[Start]
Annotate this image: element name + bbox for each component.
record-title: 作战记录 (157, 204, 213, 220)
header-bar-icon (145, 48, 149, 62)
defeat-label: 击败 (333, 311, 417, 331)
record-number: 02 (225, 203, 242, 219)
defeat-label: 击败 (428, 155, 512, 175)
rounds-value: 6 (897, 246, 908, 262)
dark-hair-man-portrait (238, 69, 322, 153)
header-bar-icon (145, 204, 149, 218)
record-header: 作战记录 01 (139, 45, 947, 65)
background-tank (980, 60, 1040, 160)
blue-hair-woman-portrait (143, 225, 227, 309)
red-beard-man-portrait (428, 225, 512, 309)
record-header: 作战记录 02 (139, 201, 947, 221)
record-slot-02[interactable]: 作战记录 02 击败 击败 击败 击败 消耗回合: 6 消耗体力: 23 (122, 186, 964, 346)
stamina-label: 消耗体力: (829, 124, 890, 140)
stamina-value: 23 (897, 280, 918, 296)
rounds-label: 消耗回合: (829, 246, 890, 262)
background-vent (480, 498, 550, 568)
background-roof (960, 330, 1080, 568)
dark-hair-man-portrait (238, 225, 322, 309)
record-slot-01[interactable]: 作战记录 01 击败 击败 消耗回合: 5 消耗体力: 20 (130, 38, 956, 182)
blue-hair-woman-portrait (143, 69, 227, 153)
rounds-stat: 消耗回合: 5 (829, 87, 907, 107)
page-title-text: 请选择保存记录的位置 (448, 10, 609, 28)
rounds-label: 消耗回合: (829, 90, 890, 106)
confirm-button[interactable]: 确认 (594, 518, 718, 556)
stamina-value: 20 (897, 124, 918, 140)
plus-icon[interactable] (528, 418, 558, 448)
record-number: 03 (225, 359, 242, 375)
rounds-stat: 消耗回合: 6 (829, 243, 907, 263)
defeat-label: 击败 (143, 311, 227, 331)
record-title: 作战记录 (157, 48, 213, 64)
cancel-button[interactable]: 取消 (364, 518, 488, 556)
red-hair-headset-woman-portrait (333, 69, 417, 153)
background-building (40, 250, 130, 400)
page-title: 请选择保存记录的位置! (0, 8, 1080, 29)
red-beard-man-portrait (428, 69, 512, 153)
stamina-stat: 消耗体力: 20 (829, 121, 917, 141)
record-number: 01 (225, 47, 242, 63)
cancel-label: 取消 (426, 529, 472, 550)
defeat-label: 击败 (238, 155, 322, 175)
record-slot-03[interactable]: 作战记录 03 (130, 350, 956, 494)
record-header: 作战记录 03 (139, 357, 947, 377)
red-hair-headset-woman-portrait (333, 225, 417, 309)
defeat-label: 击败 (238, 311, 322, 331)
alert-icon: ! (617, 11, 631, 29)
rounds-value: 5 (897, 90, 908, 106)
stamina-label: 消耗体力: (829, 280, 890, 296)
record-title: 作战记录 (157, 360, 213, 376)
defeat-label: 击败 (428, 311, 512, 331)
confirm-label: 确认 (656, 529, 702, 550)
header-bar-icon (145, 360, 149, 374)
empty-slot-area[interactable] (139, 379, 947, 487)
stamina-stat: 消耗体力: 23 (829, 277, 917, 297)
[End]
Rewrite the stretch from the start of the lines through the line containing "rounds-value: 5 (897, 90, 908, 106)" as a Markdown table with the columns Row and Line, giving each line its row number and skipping blank lines.

**WRITTEN REPLY:**
| Row | Line |
|---|---|
| 1 | Annotate this image: element name + bbox for each component. |
| 2 | record-title: 作战记录 (157, 204, 213, 220) |
| 3 | header-bar-icon (145, 48, 149, 62) |
| 4 | defeat-label: 击败 (333, 311, 417, 331) |
| 5 | record-number: 02 (225, 203, 242, 219) |
| 6 | defeat-label: 击败 (428, 155, 512, 175) |
| 7 | rounds-value: 6 (897, 246, 908, 262) |
| 8 | dark-hair-man-portrait (238, 69, 322, 153) |
| 9 | header-bar-icon (145, 204, 149, 218) |
| 10 | record-header: 作战记录 01 (139, 45, 947, 65) |
| 11 | background-tank (980, 60, 1040, 160) |
| 12 | blue-hair-woman-portrait (143, 225, 227, 309) |
| 13 | red-beard-man-portrait (428, 225, 512, 309) |
| 14 | record-header: 作战记录 02 (139, 201, 947, 221) |
| 15 | record-slot-02[interactable]: 作战记录 02 击败 击败 击败 击败 消耗回合: 6 消耗体力: 23 (122, 186, 964, 346) |
| 16 | stamina-label: 消耗体力: (829, 124, 890, 140) |
| 17 | stamina-value: 23 (897, 280, 918, 296) |
| 18 | rounds-label: 消耗回合: (829, 246, 890, 262) |
| 19 | background-vent (480, 498, 550, 568) |
| 20 | background-roof (960, 330, 1080, 568) |
| 21 | dark-hair-man-portrait (238, 225, 322, 309) |
| 22 | record-slot-01[interactable]: 作战记录 01 击败 击败 消耗回合: 5 消耗体力: 20 (130, 38, 956, 182) |
| 23 | blue-hair-woman-portrait (143, 69, 227, 153) |
| 24 | rounds-stat: 消耗回合: 5 (829, 87, 907, 107) |
| 25 | page-title-text: 请选择保存记录的位置 (448, 10, 609, 28) |
| 26 | rounds-label: 消耗回合: (829, 90, 890, 106) |
| 27 | confirm-button[interactable]: 确认 (594, 518, 718, 556) |
| 28 | stamina-value: 20 (897, 124, 918, 140) |
| 29 | plus-icon[interactable] (528, 418, 558, 448) |
| 30 | record-number: 03 (225, 359, 242, 375) |
| 31 | rounds-stat: 消耗回合: 6 (829, 243, 907, 263) |
| 32 | defeat-label: 击败 (143, 311, 227, 331) |
| 33 | record-title: 作战记录 (157, 48, 213, 64) |
| 34 | cancel-button[interactable]: 取消 (364, 518, 488, 556) |
| 35 | red-hair-headset-woman-portrait (333, 69, 417, 153) |
| 36 | background-building (40, 250, 130, 400) |
| 37 | page-title: 请选择保存记录的位置! (0, 8, 1080, 29) |
| 38 | red-beard-man-portrait (428, 69, 512, 153) |
| 39 | stamina-stat: 消耗体力: 20 (829, 121, 917, 141) |
| 40 | record-number: 01 (225, 47, 242, 63) |
| 41 | cancel-label: 取消 (426, 529, 472, 550) |
| 42 | defeat-label: 击败 (238, 155, 322, 175) |
| 43 | record-slot-03[interactable]: 作战记录 03 (130, 350, 956, 494) |
| 44 | record-header: 作战记录 03 (139, 357, 947, 377) |
| 45 | red-hair-headset-woman-portrait (333, 225, 417, 309) |
| 46 | defeat-label: 击败 (238, 311, 322, 331) |
| 47 | alert-icon: ! (617, 11, 631, 29) |
| 48 | rounds-value: 5 (897, 90, 908, 106) |